Data for the task:
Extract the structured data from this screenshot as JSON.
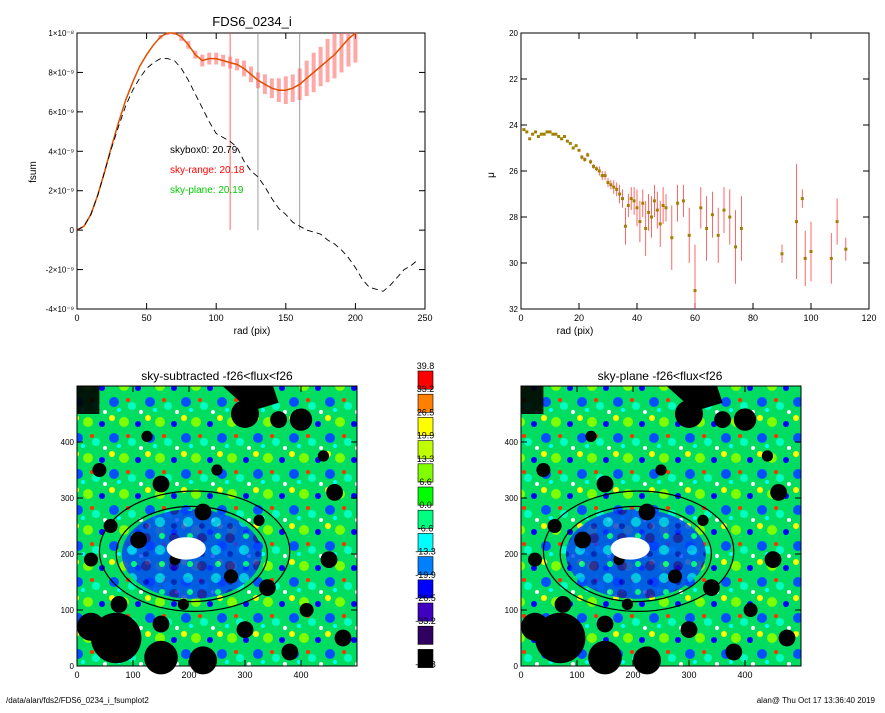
{
  "top_left": {
    "title": "FDS6_0234_i",
    "xlabel": "rad (pix)",
    "ylabel": "fsum",
    "xticks": [
      "0",
      "50",
      "100",
      "150",
      "200",
      "250"
    ],
    "yticks": [
      "1×10⁻⁸",
      "8×10⁻⁹",
      "6×10⁻⁹",
      "4×10⁻⁹",
      "2×10⁻⁹",
      "0",
      "-2×10⁻⁹",
      "-4×10⁻⁹"
    ],
    "annotations": [
      {
        "text": "skybox0: 20.79",
        "color": "#000000"
      },
      {
        "text": "sky-range: 20.18",
        "color": "#ff0000"
      },
      {
        "text": "sky-plane: 20.19",
        "color": "#00cc00"
      }
    ]
  },
  "top_right": {
    "xlabel": "rad (pix)",
    "ylabel": "μ",
    "xticks": [
      "0",
      "20",
      "40",
      "60",
      "80",
      "100",
      "120"
    ],
    "yticks": [
      "20",
      "22",
      "24",
      "26",
      "28",
      "30",
      "32"
    ]
  },
  "bottom_left": {
    "title": "sky-subtracted -f26<flux<f26",
    "xticks": [
      "0",
      "100",
      "200",
      "300",
      "400"
    ],
    "yticks": [
      "0",
      "100",
      "200",
      "300",
      "400"
    ]
  },
  "bottom_right": {
    "title": "sky-plane -f26<flux<f26",
    "xticks": [
      "0",
      "100",
      "200",
      "300",
      "400"
    ],
    "yticks": [
      "0",
      "100",
      "200",
      "300",
      "400"
    ]
  },
  "colorbar": {
    "labels": [
      "39.8",
      "33.2",
      "26.5",
      "19.9",
      "13.3",
      "6.6",
      "0.0",
      "-6.6",
      "-13.3",
      "-19.9",
      "-26.5",
      "-33.2",
      "-39.8"
    ],
    "colors": [
      "#ff0000",
      "#ff8000",
      "#ffff00",
      "#c0ff00",
      "#80ff00",
      "#00ff00",
      "#00ff80",
      "#00ffff",
      "#0080ff",
      "#0000ff",
      "#4000c0",
      "#300060",
      "#000000"
    ]
  },
  "footer": {
    "left": "/data/alan/fds2/FDS6_0234_i_fsumplot2",
    "right": "alan@  Thu Oct 17 13:36:40 2019"
  },
  "chart_data": [
    {
      "type": "line",
      "title": "FDS6_0234_i",
      "xlabel": "rad (pix)",
      "ylabel": "fsum",
      "xlim": [
        0,
        250
      ],
      "ylim": [
        -4e-09,
        1e-08
      ],
      "series": [
        {
          "x": [
            0,
            5,
            10,
            15,
            20,
            25,
            30,
            35,
            40,
            45,
            50,
            55,
            60,
            65,
            70,
            75,
            80,
            85,
            90,
            95,
            100,
            105,
            110,
            115,
            120,
            125,
            130,
            135,
            140,
            145,
            150,
            155,
            160,
            165,
            170,
            175,
            180,
            185,
            190,
            195,
            200
          ],
          "y": [
            0,
            2e-10,
            8e-10,
            1.8e-09,
            3e-09,
            4.3e-09,
            5.5e-09,
            6.6e-09,
            7.5e-09,
            8.3e-09,
            8.9e-09,
            9.4e-09,
            9.8e-09,
            1e-08,
            1e-08,
            9.8e-09,
            9.4e-09,
            8.9e-09,
            8.6e-09,
            8.7e-09,
            8.7e-09,
            8.6e-09,
            8.5e-09,
            8.4e-09,
            8.2e-09,
            7.9e-09,
            7.6e-09,
            7.4e-09,
            7.2e-09,
            7.1e-09,
            7.1e-09,
            7.2e-09,
            7.4e-09,
            7.7e-09,
            8e-09,
            8.3e-09,
            8.6e-09,
            8.9e-09,
            9.3e-09,
            9.7e-09,
            1e-08
          ],
          "err": [
            0,
            0,
            0,
            0,
            0,
            0,
            0,
            0,
            0,
            0,
            0,
            0,
            1e-10,
            1e-10,
            1e-10,
            2e-10,
            2e-10,
            2e-10,
            3e-10,
            3e-10,
            3e-10,
            3e-10,
            3e-10,
            3e-10,
            4e-10,
            4e-10,
            4e-10,
            5e-10,
            5e-10,
            6e-10,
            7e-10,
            7e-10,
            8e-10,
            9e-10,
            1e-09,
            1e-09,
            1.1e-09,
            1.2e-09,
            1.3e-09,
            1.4e-09,
            1.5e-09
          ]
        },
        {
          "x": [
            0,
            5,
            10,
            15,
            20,
            25,
            30,
            35,
            40,
            45,
            50,
            55,
            60,
            65,
            70,
            75,
            80,
            85,
            90,
            95,
            100,
            105,
            110,
            115,
            120,
            125,
            130,
            135,
            140,
            145,
            150,
            155,
            160,
            165,
            170,
            175,
            180,
            185,
            190,
            195,
            200,
            205,
            210,
            215,
            220,
            225,
            230,
            235,
            240,
            245
          ],
          "y": [
            0,
            2e-10,
            8e-10,
            1.8e-09,
            3e-09,
            4.2e-09,
            5.3e-09,
            6.3e-09,
            7.1e-09,
            7.7e-09,
            8.2e-09,
            8.5e-09,
            8.7e-09,
            8.7e-09,
            8.6e-09,
            8.2e-09,
            7.6e-09,
            6.9e-09,
            6.2e-09,
            5.5e-09,
            4.9e-09,
            4.7e-09,
            4.5e-09,
            4.2e-09,
            3.5e-09,
            3e-09,
            2.7e-09,
            2.2e-09,
            1.6e-09,
            1.1e-09,
            8e-10,
            4e-10,
            2e-10,
            0,
            -1e-10,
            -2e-10,
            -5e-10,
            -7e-10,
            -1e-09,
            -1.4e-09,
            -1.9e-09,
            -2.5e-09,
            -2.9e-09,
            -3e-09,
            -3.1e-09,
            -2.8e-09,
            -2.4e-09,
            -2e-09,
            -1.8e-09,
            -1.5e-09
          ]
        }
      ],
      "vlines_x": [
        110,
        130,
        160
      ]
    },
    {
      "type": "scatter",
      "xlabel": "rad (pix)",
      "ylabel": "μ",
      "xlim": [
        0,
        120
      ],
      "ylim": [
        32,
        20
      ],
      "x": [
        1,
        2,
        3,
        4,
        5,
        6,
        7,
        8,
        9,
        10,
        11,
        12,
        13,
        14,
        15,
        16,
        17,
        18,
        19,
        20,
        21,
        22,
        23,
        24,
        25,
        26,
        27,
        28,
        29,
        30,
        31,
        32,
        33,
        34,
        35,
        36,
        37,
        38,
        39,
        40,
        41,
        42,
        43,
        44,
        45,
        46,
        47,
        48,
        49,
        50,
        52,
        54,
        56,
        58,
        60,
        62,
        64,
        66,
        68,
        70,
        72,
        74,
        76,
        90,
        95,
        97,
        98,
        100,
        107,
        109,
        112
      ],
      "y": [
        24.2,
        24.3,
        24.6,
        24.4,
        24.3,
        24.5,
        24.4,
        24.4,
        24.3,
        24.3,
        24.4,
        24.4,
        24.5,
        24.6,
        24.5,
        24.7,
        24.8,
        25.0,
        24.9,
        25.1,
        25.4,
        25.5,
        25.3,
        25.6,
        25.8,
        25.9,
        26.0,
        26.2,
        26.2,
        26.5,
        26.6,
        26.7,
        26.8,
        27.0,
        27.2,
        28.4,
        27.5,
        27.2,
        27.3,
        27.6,
        28.2,
        27.4,
        28.5,
        27.8,
        28.0,
        27.3,
        27.7,
        28.3,
        27.5,
        27.6,
        28.9,
        27.4,
        27.3,
        28.8,
        31.2,
        27.6,
        28.5,
        27.9,
        28.8,
        27.7,
        28.0,
        29.3,
        28.5,
        29.6,
        28.2,
        27.2,
        29.8,
        29.5,
        29.8,
        28.2,
        29.4
      ],
      "err": [
        0,
        0,
        0,
        0,
        0,
        0,
        0,
        0,
        0,
        0,
        0,
        0,
        0,
        0,
        0,
        0,
        0,
        0,
        0,
        0,
        0.1,
        0.1,
        0.1,
        0.1,
        0.1,
        0.1,
        0.2,
        0.2,
        0.2,
        0.2,
        0.2,
        0.3,
        0.3,
        0.4,
        0.4,
        0.8,
        0.5,
        0.5,
        0.6,
        0.8,
        0.9,
        0.6,
        1.2,
        0.8,
        0.9,
        0.7,
        0.8,
        1.0,
        0.8,
        0.6,
        1.4,
        0.8,
        0.7,
        1.2,
        2.0,
        0.9,
        1.4,
        1.0,
        1.2,
        1.0,
        1.2,
        1.6,
        1.4,
        0.4,
        2.5,
        0.4,
        1.2,
        1.3,
        1.1,
        1.0,
        0.5
      ]
    },
    {
      "type": "heatmap",
      "title": "sky-subtracted -f26<flux<f26",
      "xlim": [
        0,
        500
      ],
      "ylim": [
        0,
        500
      ],
      "colorbar": [
        -39.8,
        39.8
      ]
    },
    {
      "type": "heatmap",
      "title": "sky-plane -f26<flux<f26",
      "xlim": [
        0,
        500
      ],
      "ylim": [
        0,
        500
      ],
      "colorbar": [
        -39.8,
        39.8
      ]
    }
  ]
}
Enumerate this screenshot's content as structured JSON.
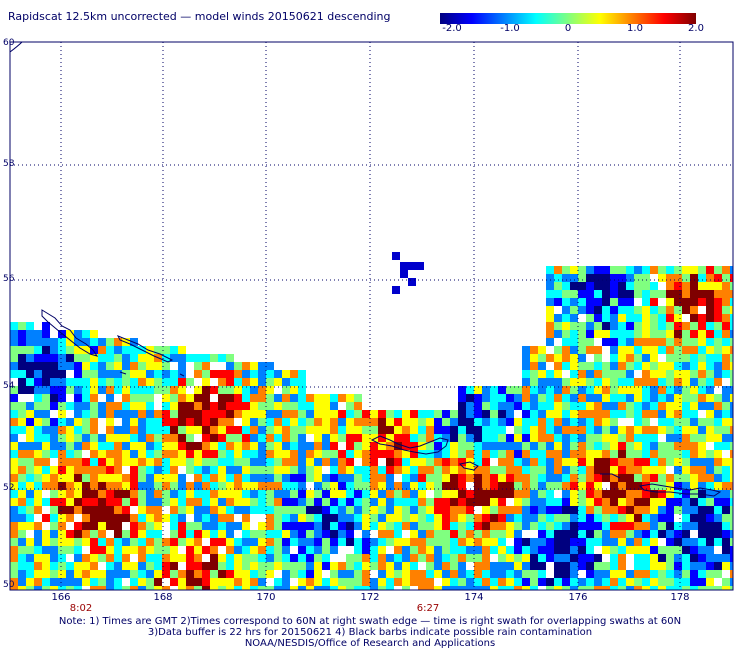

Problem: In the material above, find each line that contains the word "type", and select it.

Exercise result:
      "type": "line",
      "type": "scatter",
      "type": "heatmap",
      "type": "heatmap",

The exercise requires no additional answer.